• _Dataset rows_
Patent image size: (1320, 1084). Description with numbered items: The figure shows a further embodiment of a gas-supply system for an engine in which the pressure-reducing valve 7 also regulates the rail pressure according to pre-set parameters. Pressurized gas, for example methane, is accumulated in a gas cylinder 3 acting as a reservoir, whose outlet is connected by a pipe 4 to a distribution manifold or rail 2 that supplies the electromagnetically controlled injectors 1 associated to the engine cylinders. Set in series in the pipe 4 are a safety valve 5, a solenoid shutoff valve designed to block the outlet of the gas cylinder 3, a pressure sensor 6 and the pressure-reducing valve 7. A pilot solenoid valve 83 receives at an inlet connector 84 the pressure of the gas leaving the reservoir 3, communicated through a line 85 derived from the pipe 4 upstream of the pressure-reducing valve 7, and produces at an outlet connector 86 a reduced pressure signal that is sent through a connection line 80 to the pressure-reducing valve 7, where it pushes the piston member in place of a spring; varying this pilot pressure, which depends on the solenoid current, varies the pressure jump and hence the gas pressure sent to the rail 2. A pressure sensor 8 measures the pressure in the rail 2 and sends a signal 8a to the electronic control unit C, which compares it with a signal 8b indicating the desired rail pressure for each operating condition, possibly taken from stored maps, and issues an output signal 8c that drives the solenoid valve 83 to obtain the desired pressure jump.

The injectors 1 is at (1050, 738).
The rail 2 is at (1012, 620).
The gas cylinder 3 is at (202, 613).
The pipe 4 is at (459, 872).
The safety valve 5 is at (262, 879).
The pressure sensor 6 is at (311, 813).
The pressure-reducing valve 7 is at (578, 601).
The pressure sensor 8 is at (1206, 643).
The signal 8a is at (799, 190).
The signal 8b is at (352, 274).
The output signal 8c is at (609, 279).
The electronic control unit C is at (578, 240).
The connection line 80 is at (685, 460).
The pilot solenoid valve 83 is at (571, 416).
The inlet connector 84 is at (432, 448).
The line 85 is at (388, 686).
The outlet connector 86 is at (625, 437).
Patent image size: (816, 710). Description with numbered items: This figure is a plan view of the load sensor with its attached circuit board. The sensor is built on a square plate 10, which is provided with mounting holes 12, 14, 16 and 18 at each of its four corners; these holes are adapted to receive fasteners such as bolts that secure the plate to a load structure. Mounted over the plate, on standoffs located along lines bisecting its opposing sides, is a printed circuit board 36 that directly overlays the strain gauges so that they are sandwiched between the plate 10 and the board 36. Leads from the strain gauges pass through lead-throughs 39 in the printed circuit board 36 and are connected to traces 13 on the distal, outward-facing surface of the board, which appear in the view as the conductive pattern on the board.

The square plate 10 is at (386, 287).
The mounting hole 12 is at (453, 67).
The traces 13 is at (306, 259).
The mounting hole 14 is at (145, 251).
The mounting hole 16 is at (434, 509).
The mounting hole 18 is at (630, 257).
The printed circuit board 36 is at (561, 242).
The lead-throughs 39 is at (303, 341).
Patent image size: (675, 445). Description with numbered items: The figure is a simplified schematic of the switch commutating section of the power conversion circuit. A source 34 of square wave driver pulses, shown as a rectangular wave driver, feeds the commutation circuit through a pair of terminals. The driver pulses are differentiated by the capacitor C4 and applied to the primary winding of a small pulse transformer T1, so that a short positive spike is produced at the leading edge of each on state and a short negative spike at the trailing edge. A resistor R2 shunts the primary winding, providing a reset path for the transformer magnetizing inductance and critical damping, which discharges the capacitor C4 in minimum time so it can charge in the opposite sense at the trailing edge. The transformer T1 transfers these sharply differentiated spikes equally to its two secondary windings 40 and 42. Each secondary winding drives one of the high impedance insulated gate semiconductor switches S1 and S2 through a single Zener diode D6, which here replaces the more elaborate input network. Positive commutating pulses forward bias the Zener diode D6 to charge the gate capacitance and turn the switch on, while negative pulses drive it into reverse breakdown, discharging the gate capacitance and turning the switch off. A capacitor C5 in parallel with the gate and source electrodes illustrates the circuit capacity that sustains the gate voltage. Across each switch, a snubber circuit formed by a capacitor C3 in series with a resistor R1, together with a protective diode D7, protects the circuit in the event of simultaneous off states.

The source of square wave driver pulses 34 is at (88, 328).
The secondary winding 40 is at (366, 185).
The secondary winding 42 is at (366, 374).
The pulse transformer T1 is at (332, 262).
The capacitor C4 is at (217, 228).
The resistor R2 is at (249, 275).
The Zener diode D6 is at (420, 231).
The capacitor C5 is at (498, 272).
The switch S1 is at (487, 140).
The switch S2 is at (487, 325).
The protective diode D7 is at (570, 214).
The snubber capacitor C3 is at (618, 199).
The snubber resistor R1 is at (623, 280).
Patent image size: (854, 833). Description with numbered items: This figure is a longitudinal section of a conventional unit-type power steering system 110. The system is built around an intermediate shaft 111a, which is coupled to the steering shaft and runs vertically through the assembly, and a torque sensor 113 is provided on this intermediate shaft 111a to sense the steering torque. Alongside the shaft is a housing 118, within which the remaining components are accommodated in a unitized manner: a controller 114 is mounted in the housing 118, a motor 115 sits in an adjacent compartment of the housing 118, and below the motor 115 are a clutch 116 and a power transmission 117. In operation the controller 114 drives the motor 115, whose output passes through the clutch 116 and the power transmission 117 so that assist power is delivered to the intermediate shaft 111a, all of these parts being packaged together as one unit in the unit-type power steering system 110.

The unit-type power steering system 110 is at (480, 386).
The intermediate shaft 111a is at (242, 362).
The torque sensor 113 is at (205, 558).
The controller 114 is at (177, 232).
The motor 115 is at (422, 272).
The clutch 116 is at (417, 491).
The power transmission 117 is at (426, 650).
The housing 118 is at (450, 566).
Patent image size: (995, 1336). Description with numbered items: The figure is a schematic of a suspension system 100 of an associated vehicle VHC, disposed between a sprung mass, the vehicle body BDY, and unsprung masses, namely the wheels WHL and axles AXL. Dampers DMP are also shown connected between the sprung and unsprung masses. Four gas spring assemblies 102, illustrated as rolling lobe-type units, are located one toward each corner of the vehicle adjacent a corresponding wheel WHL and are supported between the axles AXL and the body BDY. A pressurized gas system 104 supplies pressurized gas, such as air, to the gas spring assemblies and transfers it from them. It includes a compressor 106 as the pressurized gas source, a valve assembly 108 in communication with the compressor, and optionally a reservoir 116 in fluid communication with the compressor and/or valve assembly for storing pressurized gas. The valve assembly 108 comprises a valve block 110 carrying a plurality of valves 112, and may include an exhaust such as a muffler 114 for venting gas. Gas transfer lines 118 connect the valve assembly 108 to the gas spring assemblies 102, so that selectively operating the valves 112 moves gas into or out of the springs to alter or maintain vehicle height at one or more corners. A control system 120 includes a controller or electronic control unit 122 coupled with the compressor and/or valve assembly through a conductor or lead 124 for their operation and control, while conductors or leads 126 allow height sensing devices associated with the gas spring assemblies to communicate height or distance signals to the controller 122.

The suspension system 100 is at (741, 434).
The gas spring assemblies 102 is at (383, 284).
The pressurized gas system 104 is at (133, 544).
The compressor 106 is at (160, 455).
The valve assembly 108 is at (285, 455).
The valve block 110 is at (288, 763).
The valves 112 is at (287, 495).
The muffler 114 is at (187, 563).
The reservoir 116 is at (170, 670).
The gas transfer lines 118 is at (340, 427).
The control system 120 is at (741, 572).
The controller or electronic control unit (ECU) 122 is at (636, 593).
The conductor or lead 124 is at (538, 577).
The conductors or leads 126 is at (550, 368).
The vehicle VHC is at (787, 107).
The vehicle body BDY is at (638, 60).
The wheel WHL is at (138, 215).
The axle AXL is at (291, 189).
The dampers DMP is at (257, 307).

• _Work instructions_
Rewrite the material as a two-column CSV with the headers input and output, starting with the line that contains "Patent image size: (816, 710)." and going on through the line that contains "The lead-throughs 39 is at (303, 341).", both ends included. Use one row per entry, put each field in double quotes, and replace line breaks with spaces.

• _Exercise result_
input,output
"Patent image size: (816, 710). Description with numbered items: This figure is a plan view of the load sensor with its attached circuit board. The sensor is built on a square plate 10, which is provided with mounting holes 12, 14, 16 and 18 at each of its four corners; these holes are adapted to receive fasteners such as bolts that secure the plate to a load structure. Mounted over the plate, on standoffs located along lines bisecting its opposing sides, is a printed circuit board 36 that directly overlays the strain gauges so that they are sandwiched between the plate 10 and the board 36. Leads from the strain gauges pass through lead-throughs 39 in the printed circuit board 36 and are connected to traces 13 on the distal, outward-facing surface of the board, which appear in the view as the conductive pattern on the board.","The square plate 10 is at (386, 287). The mounting hole 12 is at (453, 67). The traces 13 is at (306, 259). The mounting hole 14 is at (145, 251). The mounting hole 16 is at (434, 509). The mounting hole 18 is at (630, 257). The printed circuit board 36 is at (561, 242). The lead-throughs 39 is at (303, 341)."